• Task prompt
The lines to extract start at the one containing "Convert this document image to plain text." and end with the last line; give them exactly and nothing more.

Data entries
== == ==

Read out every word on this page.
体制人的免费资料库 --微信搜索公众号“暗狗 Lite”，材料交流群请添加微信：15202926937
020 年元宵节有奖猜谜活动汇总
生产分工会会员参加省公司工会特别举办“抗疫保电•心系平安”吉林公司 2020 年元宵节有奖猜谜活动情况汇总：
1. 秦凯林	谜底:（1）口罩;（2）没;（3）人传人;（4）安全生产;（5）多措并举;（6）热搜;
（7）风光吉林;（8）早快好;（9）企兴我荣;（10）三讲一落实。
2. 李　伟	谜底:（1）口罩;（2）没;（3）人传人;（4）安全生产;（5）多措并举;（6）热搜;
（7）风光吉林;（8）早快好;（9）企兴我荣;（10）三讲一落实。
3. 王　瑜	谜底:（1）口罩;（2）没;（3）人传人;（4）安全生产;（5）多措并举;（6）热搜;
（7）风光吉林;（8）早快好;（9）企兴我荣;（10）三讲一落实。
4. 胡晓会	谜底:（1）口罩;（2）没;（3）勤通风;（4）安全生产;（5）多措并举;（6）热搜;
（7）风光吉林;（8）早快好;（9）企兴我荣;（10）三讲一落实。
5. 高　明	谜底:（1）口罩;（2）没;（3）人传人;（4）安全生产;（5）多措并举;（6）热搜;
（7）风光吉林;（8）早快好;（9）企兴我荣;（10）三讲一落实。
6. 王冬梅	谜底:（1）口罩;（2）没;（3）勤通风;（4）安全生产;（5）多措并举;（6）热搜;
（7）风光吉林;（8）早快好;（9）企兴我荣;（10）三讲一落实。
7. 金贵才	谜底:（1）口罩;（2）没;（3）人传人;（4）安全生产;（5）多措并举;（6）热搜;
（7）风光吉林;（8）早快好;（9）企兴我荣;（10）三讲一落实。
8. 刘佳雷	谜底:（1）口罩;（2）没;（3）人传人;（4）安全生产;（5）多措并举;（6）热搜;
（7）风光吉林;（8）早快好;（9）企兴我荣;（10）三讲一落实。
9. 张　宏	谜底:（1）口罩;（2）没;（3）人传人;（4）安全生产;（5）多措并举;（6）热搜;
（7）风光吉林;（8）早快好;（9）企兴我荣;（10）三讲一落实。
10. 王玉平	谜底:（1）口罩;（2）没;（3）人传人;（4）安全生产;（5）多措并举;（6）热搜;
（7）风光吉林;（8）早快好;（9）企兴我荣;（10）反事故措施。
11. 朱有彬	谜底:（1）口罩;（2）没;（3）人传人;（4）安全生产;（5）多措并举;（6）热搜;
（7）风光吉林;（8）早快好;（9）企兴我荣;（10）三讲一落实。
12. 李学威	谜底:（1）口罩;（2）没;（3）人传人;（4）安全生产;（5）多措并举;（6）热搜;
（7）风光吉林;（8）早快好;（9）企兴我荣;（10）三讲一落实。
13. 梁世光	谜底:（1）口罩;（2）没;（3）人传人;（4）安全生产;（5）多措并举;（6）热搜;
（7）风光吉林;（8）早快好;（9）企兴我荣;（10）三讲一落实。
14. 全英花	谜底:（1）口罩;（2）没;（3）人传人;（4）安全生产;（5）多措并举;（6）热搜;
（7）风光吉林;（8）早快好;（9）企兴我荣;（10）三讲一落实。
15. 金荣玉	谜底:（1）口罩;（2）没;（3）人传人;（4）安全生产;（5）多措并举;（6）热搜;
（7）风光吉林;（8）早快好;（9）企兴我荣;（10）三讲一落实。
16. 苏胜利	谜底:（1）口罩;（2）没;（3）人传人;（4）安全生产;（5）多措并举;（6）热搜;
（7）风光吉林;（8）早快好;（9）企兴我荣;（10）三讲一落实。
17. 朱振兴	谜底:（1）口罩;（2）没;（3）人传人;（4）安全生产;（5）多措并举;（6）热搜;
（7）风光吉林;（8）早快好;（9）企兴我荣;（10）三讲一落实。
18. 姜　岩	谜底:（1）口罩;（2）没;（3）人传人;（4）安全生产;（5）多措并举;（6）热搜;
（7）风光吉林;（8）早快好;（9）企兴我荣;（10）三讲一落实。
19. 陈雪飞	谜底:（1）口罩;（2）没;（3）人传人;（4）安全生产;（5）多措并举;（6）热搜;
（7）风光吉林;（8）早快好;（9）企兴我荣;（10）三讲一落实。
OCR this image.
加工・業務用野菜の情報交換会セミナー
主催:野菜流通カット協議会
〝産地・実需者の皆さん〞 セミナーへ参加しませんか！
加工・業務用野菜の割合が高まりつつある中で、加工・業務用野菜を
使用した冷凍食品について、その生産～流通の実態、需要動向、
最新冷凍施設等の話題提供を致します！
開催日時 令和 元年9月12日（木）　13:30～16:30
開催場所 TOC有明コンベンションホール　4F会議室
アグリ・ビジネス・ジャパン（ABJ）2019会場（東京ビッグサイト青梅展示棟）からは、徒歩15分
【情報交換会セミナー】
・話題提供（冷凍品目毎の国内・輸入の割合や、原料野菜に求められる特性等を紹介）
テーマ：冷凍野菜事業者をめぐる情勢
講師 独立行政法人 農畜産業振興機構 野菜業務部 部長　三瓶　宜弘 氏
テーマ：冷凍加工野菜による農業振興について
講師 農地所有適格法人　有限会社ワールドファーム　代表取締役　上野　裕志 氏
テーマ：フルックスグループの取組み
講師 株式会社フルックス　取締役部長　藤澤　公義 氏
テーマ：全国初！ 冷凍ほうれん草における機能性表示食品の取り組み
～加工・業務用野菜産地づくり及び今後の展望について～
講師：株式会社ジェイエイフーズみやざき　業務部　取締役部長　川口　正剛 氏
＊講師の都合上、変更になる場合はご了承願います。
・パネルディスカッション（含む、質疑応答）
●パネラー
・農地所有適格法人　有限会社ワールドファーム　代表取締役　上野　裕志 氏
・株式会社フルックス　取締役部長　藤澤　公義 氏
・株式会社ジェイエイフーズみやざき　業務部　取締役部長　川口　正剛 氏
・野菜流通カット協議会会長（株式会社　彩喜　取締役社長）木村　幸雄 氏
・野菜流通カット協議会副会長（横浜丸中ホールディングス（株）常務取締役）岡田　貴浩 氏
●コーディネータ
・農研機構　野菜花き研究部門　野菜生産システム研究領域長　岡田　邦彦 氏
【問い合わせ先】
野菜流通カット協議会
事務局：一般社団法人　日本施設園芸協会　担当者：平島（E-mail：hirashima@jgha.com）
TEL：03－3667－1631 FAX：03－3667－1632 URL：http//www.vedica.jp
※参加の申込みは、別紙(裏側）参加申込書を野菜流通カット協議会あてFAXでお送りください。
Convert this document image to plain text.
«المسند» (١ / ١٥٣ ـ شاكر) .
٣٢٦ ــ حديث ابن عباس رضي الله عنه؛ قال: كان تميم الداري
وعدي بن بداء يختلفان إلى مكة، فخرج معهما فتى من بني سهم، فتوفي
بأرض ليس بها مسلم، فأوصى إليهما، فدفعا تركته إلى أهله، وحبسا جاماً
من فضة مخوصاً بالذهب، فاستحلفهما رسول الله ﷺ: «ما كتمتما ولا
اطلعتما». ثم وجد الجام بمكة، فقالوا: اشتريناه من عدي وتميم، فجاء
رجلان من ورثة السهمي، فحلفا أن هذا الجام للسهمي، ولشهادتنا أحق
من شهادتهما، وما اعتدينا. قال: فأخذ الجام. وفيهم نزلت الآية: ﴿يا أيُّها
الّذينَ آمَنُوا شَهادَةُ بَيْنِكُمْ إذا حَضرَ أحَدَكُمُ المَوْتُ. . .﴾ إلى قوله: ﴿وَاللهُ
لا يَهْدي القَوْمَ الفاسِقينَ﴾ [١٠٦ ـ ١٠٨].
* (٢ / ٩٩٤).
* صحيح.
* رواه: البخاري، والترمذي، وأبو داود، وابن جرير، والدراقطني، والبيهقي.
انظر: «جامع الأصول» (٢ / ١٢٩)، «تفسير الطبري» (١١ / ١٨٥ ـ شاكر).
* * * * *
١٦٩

== == ==

• Solution to the problem
Convert this document image to plain text.
«المسند» (١ / ١٥٣ ـ شاكر) .
٣٢٦ ــ حديث ابن عباس رضي الله عنه؛ قال: كان تميم الداري
وعدي بن بداء يختلفان إلى مكة، فخرج معهما فتى من بني سهم، فتوفي
بأرض ليس بها مسلم، فأوصى إليهما، فدفعا تركته إلى أهله، وحبسا جاماً
من فضة مخوصاً بالذهب، فاستحلفهما رسول الله ﷺ: «ما كتمتما ولا
اطلعتما». ثم وجد الجام بمكة، فقالوا: اشتريناه من عدي وتميم، فجاء
رجلان من ورثة السهمي، فحلفا أن هذا الجام للسهمي، ولشهادتنا أحق
من شهادتهما، وما اعتدينا. قال: فأخذ الجام. وفيهم نزلت الآية: ﴿يا أيُّها
الّذينَ آمَنُوا شَهادَةُ بَيْنِكُمْ إذا حَضرَ أحَدَكُمُ المَوْتُ. . .﴾ إلى قوله: ﴿وَاللهُ
لا يَهْدي القَوْمَ الفاسِقينَ﴾ [١٠٦ ـ ١٠٨].
* (٢ / ٩٩٤).
* صحيح.
* رواه: البخاري، والترمذي، وأبو داود، وابن جرير، والدراقطني، والبيهقي.
انظر: «جامع الأصول» (٢ / ١٢٩)، «تفسير الطبري» (١١ / ١٨٥ ـ شاكر).
* * * * *
١٦٩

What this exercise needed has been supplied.